-- START OF MATERIAL TO PROCESS --
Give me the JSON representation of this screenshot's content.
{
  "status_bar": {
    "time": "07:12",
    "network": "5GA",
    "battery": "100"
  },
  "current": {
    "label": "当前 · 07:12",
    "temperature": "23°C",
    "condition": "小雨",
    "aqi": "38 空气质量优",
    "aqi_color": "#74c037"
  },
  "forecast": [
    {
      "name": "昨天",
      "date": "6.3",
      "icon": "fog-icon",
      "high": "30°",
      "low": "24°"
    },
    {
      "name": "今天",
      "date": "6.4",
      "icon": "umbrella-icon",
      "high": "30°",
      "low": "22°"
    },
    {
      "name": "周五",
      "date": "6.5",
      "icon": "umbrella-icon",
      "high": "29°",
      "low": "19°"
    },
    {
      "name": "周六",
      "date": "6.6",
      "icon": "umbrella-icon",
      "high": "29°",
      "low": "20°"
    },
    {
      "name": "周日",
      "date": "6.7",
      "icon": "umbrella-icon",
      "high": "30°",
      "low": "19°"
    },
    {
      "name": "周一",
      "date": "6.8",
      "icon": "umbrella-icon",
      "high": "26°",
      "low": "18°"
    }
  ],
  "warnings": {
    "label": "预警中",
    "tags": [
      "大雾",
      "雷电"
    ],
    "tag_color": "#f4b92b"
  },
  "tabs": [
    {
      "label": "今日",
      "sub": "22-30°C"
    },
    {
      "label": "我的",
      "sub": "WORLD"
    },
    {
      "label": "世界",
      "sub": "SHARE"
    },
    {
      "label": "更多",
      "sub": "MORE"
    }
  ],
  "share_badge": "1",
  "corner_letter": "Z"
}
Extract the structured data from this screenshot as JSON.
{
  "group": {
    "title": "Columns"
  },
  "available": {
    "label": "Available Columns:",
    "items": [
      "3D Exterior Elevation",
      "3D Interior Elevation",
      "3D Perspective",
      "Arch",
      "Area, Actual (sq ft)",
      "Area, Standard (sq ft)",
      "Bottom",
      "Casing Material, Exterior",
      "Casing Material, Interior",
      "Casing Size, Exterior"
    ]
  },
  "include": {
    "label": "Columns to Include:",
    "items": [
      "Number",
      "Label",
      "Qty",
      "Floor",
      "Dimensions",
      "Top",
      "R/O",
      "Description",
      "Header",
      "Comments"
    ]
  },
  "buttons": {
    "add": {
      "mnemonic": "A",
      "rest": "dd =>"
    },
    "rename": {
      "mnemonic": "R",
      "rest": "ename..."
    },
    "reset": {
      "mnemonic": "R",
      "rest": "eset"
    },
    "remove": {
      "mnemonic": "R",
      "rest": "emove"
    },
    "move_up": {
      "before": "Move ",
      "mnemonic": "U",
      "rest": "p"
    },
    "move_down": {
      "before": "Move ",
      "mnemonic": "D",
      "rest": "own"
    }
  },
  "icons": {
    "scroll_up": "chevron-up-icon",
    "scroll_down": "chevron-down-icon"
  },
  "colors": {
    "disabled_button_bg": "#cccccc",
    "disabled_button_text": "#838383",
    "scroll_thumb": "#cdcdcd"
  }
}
-- END OF MATERIAL TO PROCESS --
» EXERCISE DETAILS:
Output all preceding records character for character.

» WRITTEN ANSWER:
Give me the JSON representation of this screenshot's content.
{
  "status_bar": {
    "time": "07:12",
    "network": "5GA",
    "battery": "100"
  },
  "current": {
    "label": "当前 · 07:12",
    "temperature": "23°C",
    "condition": "小雨",
    "aqi": "38 空气质量优",
    "aqi_color": "#74c037"
  },
  "forecast": [
    {
      "name": "昨天",
      "date": "6.3",
      "icon": "fog-icon",
      "high": "30°",
      "low": "24°"
    },
    {
      "name": "今天",
      "date": "6.4",
      "icon": "umbrella-icon",
      "high": "30°",
      "low": "22°"
    },
    {
      "name": "周五",
      "date": "6.5",
      "icon": "umbrella-icon",
      "high": "29°",
      "low": "19°"
    },
    {
      "name": "周六",
      "date": "6.6",
      "icon": "umbrella-icon",
      "high": "29°",
      "low": "20°"
    },
    {
      "name": "周日",
      "date": "6.7",
      "icon": "umbrella-icon",
      "high": "30°",
      "low": "19°"
    },
    {
      "name": "周一",
      "date": "6.8",
      "icon": "umbrella-icon",
      "high": "26°",
      "low": "18°"
    }
  ],
  "warnings": {
    "label": "预警中",
    "tags": [
      "大雾",
      "雷电"
    ],
    "tag_color": "#f4b92b"
  },
  "tabs": [
    {
      "label": "今日",
      "sub": "22-30°C"
    },
    {
      "label": "我的",
      "sub": "WORLD"
    },
    {
      "label": "世界",
      "sub": "SHARE"
    },
    {
      "label": "更多",
      "sub": "MORE"
    }
  ],
  "share_badge": "1",
  "corner_letter": "Z"
}
Extract the structured data from this screenshot as JSON.
{
  "group": {
    "title": "Columns"
  },
  "available": {
    "label": "Available Columns:",
    "items": [
      "3D Exterior Elevation",
      "3D Interior Elevation",
      "3D Perspective",
      "Arch",
      "Area, Actual (sq ft)",
      "Area, Standard (sq ft)",
      "Bottom",
      "Casing Material, Exterior",
      "Casing Material, Interior",
      "Casing Size, Exterior"
    ]
  },
  "include": {
    "label": "Columns to Include:",
    "items": [
      "Number",
      "Label",
      "Qty",
      "Floor",
      "Dimensions",
      "Top",
      "R/O",
      "Description",
      "Header",
      "Comments"
    ]
  },
  "buttons": {
    "add": {
      "mnemonic": "A",
      "rest": "dd =>"
    },
    "rename": {
      "mnemonic": "R",
      "rest": "ename..."
    },
    "reset": {
      "mnemonic": "R",
      "rest": "eset"
    },
    "remove": {
      "mnemonic": "R",
      "rest": "emove"
    },
    "move_up": {
      "before": "Move ",
      "mnemonic": "U",
      "rest": "p"
    },
    "move_down": {
      "before": "Move ",
      "mnemonic": "D",
      "rest": "own"
    }
  },
  "icons": {
    "scroll_up": "chevron-up-icon",
    "scroll_down": "chevron-down-icon"
  },
  "colors": {
    "disabled_button_bg": "#cccccc",
    "disabled_button_text": "#838383",
    "scroll_thumb": "#cdcdcd"
  }
}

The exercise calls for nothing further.